Saved data entries
--*--
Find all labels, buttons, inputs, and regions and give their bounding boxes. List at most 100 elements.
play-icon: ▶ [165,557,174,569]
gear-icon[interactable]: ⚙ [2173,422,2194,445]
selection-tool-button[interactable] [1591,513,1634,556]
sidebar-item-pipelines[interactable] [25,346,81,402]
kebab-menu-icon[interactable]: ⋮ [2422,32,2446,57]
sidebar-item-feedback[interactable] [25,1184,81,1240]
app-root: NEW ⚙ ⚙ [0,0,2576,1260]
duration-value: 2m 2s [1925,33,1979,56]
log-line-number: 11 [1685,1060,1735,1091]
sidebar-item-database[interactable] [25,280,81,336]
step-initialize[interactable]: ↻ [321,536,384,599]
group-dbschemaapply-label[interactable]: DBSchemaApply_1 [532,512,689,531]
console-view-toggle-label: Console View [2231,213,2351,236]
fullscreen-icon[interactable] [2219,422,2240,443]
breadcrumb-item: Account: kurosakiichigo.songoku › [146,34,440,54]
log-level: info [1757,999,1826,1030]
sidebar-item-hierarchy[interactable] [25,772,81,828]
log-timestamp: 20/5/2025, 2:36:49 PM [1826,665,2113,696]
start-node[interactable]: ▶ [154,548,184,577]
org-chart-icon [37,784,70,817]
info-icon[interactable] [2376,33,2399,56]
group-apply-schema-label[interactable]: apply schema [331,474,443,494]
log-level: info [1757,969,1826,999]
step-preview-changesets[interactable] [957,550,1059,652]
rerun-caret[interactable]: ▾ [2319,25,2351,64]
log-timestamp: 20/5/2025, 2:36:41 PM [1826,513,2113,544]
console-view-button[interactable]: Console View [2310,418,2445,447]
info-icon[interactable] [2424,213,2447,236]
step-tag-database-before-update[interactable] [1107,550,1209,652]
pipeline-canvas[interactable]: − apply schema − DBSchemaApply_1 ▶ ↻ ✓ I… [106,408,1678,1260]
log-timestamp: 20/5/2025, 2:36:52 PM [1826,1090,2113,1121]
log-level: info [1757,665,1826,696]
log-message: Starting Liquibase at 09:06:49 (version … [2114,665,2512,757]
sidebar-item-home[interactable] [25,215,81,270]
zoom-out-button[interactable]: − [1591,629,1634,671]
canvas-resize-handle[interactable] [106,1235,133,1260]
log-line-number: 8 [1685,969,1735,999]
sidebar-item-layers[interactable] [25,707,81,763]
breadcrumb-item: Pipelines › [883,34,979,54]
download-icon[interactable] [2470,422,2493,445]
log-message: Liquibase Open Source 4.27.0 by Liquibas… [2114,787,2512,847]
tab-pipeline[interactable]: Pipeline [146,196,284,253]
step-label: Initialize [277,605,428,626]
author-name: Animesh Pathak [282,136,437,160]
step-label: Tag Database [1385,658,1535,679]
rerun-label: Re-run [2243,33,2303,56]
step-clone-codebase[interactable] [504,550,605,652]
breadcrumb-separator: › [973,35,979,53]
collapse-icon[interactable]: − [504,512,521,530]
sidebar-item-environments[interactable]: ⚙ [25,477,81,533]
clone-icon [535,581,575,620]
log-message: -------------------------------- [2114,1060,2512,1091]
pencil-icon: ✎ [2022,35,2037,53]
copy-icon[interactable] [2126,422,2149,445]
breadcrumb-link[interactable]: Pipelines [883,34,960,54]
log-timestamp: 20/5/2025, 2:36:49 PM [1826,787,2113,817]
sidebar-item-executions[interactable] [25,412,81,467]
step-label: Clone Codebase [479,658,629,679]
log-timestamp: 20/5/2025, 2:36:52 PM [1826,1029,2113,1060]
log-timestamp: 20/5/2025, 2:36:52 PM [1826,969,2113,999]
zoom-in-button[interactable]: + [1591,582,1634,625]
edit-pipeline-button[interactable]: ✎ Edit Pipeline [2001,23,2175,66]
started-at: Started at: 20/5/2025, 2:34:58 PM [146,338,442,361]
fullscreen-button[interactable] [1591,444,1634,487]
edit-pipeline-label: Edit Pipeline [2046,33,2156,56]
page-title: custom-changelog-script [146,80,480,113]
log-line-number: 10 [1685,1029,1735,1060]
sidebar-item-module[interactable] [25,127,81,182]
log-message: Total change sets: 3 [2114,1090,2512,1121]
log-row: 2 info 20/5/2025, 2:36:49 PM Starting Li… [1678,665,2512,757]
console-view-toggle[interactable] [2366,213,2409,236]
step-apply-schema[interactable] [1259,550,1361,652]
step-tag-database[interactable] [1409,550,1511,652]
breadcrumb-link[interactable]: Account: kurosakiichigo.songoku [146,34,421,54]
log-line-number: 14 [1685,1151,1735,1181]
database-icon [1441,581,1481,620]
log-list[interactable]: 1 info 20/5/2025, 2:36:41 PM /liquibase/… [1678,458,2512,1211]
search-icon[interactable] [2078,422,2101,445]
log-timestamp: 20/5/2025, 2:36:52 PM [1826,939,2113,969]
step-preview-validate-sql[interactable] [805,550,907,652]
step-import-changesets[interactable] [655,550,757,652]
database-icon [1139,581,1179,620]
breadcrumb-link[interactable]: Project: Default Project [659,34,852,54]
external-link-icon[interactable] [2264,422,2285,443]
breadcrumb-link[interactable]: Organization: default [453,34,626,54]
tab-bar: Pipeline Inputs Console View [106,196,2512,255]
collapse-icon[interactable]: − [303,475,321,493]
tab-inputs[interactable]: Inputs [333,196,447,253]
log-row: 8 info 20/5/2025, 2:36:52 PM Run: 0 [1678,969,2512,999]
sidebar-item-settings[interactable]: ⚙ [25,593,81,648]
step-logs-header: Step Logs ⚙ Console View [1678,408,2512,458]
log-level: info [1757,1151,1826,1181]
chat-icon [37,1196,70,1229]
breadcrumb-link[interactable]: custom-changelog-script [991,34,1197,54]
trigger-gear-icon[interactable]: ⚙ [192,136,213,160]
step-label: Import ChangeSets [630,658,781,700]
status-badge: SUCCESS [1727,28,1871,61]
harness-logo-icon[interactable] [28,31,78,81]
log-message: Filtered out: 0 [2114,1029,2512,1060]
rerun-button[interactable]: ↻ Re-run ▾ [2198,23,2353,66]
--*--
» **Exercise**:
Copy out everything in the material from its first line down to the line containing "sidebar-item-pipelines[interactable] [25,346,81,402]", with both of those lines included.

» **Correct output**:
Find all labels, buttons, inputs, and regions and give their bounding boxes. List at most 100 elements.
play-icon: ▶ [165,557,174,569]
gear-icon[interactable]: ⚙ [2173,422,2194,445]
selection-tool-button[interactable] [1591,513,1634,556]
sidebar-item-pipelines[interactable] [25,346,81,402]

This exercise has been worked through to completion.